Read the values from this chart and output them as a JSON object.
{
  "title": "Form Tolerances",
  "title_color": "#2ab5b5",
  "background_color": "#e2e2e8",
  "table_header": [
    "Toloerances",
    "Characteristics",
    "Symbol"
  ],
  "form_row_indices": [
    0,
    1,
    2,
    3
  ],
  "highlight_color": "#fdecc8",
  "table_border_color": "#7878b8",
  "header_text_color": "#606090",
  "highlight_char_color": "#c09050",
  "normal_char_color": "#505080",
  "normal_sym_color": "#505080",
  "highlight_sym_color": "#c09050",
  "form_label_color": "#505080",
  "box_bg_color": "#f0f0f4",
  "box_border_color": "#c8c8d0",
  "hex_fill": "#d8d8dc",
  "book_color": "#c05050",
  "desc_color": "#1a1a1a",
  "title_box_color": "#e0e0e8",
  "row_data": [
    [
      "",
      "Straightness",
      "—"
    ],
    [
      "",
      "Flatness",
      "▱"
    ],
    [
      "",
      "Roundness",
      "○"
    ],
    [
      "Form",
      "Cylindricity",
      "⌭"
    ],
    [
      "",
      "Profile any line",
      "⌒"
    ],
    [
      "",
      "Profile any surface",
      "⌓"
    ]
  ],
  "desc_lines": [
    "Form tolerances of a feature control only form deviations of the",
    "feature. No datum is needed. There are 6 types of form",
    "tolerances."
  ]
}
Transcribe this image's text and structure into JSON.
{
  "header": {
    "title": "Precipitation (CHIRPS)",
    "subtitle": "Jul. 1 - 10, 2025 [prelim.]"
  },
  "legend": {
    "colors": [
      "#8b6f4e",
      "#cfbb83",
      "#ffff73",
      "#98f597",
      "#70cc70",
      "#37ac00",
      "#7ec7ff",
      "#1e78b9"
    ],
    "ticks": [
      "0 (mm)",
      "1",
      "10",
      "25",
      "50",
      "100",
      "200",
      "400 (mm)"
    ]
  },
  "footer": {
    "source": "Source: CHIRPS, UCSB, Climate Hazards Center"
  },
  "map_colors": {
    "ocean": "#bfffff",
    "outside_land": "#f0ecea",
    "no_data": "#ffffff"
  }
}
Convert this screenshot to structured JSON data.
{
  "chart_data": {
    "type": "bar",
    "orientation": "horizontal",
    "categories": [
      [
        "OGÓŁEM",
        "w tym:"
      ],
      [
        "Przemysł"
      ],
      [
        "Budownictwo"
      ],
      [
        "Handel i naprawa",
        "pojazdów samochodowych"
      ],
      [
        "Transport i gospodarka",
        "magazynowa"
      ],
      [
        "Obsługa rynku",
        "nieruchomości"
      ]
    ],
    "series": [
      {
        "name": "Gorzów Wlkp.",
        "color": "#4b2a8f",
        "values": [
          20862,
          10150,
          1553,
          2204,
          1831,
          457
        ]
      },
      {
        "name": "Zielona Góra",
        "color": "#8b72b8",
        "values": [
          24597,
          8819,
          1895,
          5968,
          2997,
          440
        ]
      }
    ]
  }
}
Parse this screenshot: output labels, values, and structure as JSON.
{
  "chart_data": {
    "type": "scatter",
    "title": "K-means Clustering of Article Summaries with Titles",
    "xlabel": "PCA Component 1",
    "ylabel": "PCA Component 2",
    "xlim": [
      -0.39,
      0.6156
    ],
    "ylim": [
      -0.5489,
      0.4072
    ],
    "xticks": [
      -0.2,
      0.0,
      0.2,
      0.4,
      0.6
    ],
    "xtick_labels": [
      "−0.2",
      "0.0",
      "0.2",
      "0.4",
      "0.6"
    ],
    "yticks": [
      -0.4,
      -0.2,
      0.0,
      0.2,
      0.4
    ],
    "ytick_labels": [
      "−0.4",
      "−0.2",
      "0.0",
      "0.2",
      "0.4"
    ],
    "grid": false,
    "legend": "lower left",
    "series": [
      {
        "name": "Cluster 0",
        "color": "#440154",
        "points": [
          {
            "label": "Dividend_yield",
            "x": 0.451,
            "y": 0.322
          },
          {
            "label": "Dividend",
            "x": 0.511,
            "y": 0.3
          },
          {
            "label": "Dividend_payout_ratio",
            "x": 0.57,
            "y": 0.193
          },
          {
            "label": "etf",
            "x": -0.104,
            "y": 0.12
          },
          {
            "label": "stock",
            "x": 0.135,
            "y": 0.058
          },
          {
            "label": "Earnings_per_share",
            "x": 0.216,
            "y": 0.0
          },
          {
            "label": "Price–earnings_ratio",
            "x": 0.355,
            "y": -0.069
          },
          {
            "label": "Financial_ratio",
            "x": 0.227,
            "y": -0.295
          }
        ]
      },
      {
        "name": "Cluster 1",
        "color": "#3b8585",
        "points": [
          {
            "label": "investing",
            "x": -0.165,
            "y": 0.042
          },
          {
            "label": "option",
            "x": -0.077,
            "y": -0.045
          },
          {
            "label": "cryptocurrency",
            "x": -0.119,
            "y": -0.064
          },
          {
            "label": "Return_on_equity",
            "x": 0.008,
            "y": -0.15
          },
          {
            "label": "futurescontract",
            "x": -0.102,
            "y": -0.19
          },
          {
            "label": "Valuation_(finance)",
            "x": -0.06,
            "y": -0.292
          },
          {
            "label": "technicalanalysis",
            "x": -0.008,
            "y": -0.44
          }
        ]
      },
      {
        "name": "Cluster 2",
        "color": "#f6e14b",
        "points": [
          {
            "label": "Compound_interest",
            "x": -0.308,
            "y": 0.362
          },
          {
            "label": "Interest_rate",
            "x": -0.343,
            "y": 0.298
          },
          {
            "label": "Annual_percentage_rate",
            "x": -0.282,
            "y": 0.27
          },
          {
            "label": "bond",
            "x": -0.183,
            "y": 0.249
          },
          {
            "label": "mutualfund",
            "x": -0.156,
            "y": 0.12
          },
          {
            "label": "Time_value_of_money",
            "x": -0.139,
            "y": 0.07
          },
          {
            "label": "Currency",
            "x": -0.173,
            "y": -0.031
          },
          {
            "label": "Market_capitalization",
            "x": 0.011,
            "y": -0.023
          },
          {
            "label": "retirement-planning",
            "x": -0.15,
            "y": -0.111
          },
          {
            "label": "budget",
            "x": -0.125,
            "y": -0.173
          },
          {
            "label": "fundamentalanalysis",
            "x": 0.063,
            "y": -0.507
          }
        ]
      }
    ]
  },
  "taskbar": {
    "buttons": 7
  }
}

==========

▶ Short exercise: All records above must be set down exactly, please.

▶ Problem solution:
Read the values from this chart and output them as a JSON object.
{
  "title": "Form Tolerances",
  "title_color": "#2ab5b5",
  "background_color": "#e2e2e8",
  "table_header": [
    "Toloerances",
    "Characteristics",
    "Symbol"
  ],
  "form_row_indices": [
    0,
    1,
    2,
    3
  ],
  "highlight_color": "#fdecc8",
  "table_border_color": "#7878b8",
  "header_text_color": "#606090",
  "highlight_char_color": "#c09050",
  "normal_char_color": "#505080",
  "normal_sym_color": "#505080",
  "highlight_sym_color": "#c09050",
  "form_label_color": "#505080",
  "box_bg_color": "#f0f0f4",
  "box_border_color": "#c8c8d0",
  "hex_fill": "#d8d8dc",
  "book_color": "#c05050",
  "desc_color": "#1a1a1a",
  "title_box_color": "#e0e0e8",
  "row_data": [
    [
      "",
      "Straightness",
      "—"
    ],
    [
      "",
      "Flatness",
      "▱"
    ],
    [
      "",
      "Roundness",
      "○"
    ],
    [
      "Form",
      "Cylindricity",
      "⌭"
    ],
    [
      "",
      "Profile any line",
      "⌒"
    ],
    [
      "",
      "Profile any surface",
      "⌓"
    ]
  ],
  "desc_lines": [
    "Form tolerances of a feature control only form deviations of the",
    "feature. No datum is needed. There are 6 types of form",
    "tolerances."
  ]
}
Transcribe this image's text and structure into JSON.
{
  "header": {
    "title": "Precipitation (CHIRPS)",
    "subtitle": "Jul. 1 - 10, 2025 [prelim.]"
  },
  "legend": {
    "colors": [
      "#8b6f4e",
      "#cfbb83",
      "#ffff73",
      "#98f597",
      "#70cc70",
      "#37ac00",
      "#7ec7ff",
      "#1e78b9"
    ],
    "ticks": [
      "0 (mm)",
      "1",
      "10",
      "25",
      "50",
      "100",
      "200",
      "400 (mm)"
    ]
  },
  "footer": {
    "source": "Source: CHIRPS, UCSB, Climate Hazards Center"
  },
  "map_colors": {
    "ocean": "#bfffff",
    "outside_land": "#f0ecea",
    "no_data": "#ffffff"
  }
}
Convert this screenshot to structured JSON data.
{
  "chart_data": {
    "type": "bar",
    "orientation": "horizontal",
    "categories": [
      [
        "OGÓŁEM",
        "w tym:"
      ],
      [
        "Przemysł"
      ],
      [
        "Budownictwo"
      ],
      [
        "Handel i naprawa",
        "pojazdów samochodowych"
      ],
      [
        "Transport i gospodarka",
        "magazynowa"
      ],
      [
        "Obsługa rynku",
        "nieruchomości"
      ]
    ],
    "series": [
      {
        "name": "Gorzów Wlkp.",
        "color": "#4b2a8f",
        "values": [
          20862,
          10150,
          1553,
          2204,
          1831,
          457
        ]
      },
      {
        "name": "Zielona Góra",
        "color": "#8b72b8",
        "values": [
          24597,
          8819,
          1895,
          5968,
          2997,
          440
        ]
      }
    ]
  }
}
Parse this screenshot: output labels, values, and structure as JSON.
{
  "chart_data": {
    "type": "scatter",
    "title": "K-means Clustering of Article Summaries with Titles",
    "xlabel": "PCA Component 1",
    "ylabel": "PCA Component 2",
    "xlim": [
      -0.39,
      0.6156
    ],
    "ylim": [
      -0.5489,
      0.4072
    ],
    "xticks": [
      -0.2,
      0.0,
      0.2,
      0.4,
      0.6
    ],
    "xtick_labels": [
      "−0.2",
      "0.0",
      "0.2",
      "0.4",
      "0.6"
    ],
    "yticks": [
      -0.4,
      -0.2,
      0.0,
      0.2,
      0.4
    ],
    "ytick_labels": [
      "−0.4",
      "−0.2",
      "0.0",
      "0.2",
      "0.4"
    ],
    "grid": false,
    "legend": "lower left",
    "series": [
      {
        "name": "Cluster 0",
        "color": "#440154",
        "points": [
          {
            "label": "Dividend_yield",
            "x": 0.451,
            "y": 0.322
          },
          {
            "label": "Dividend",
            "x": 0.511,
            "y": 0.3
          },
          {
            "label": "Dividend_payout_ratio",
            "x": 0.57,
            "y": 0.193
          },
          {
            "label": "etf",
            "x": -0.104,
            "y": 0.12
          },
          {
            "label": "stock",
            "x": 0.135,
            "y": 0.058
          },
          {
            "label": "Earnings_per_share",
            "x": 0.216,
            "y": 0.0
          },
          {
            "label": "Price–earnings_ratio",
            "x": 0.355,
            "y": -0.069
          },
          {
            "label": "Financial_ratio",
            "x": 0.227,
            "y": -0.295
          }
        ]
      },
      {
        "name": "Cluster 1",
        "color": "#3b8585",
        "points": [
          {
            "label": "investing",
            "x": -0.165,
            "y": 0.042
          },
          {
            "label": "option",
            "x": -0.077,
            "y": -0.045
          },
          {
            "label": "cryptocurrency",
            "x": -0.119,
            "y": -0.064
          },
          {
            "label": "Return_on_equity",
            "x": 0.008,
            "y": -0.15
          },
          {
            "label": "futurescontract",
            "x": -0.102,
            "y": -0.19
          },
          {
            "label": "Valuation_(finance)",
            "x": -0.06,
            "y": -0.292
          },
          {
            "label": "technicalanalysis",
            "x": -0.008,
            "y": -0.44
          }
        ]
      },
      {
        "name": "Cluster 2",
        "color": "#f6e14b",
        "points": [
          {
            "label": "Compound_interest",
            "x": -0.308,
            "y": 0.362
          },
          {
            "label": "Interest_rate",
            "x": -0.343,
            "y": 0.298
          },
          {
            "label": "Annual_percentage_rate",
            "x": -0.282,
            "y": 0.27
          },
          {
            "label": "bond",
            "x": -0.183,
            "y": 0.249
          },
          {
            "label": "mutualfund",
            "x": -0.156,
            "y": 0.12
          },
          {
            "label": "Time_value_of_money",
            "x": -0.139,
            "y": 0.07
          },
          {
            "label": "Currency",
            "x": -0.173,
            "y": -0.031
          },
          {
            "label": "Market_capitalization",
            "x": 0.011,
            "y": -0.023
          },
          {
            "label": "retirement-planning",
            "x": -0.15,
            "y": -0.111
          },
          {
            "label": "budget",
            "x": -0.125,
            "y": -0.173
          },
          {
            "label": "fundamentalanalysis",
            "x": 0.063,
            "y": -0.507
          }
        ]
      }
    ]
  },
  "taskbar": {
    "buttons": 7
  }
}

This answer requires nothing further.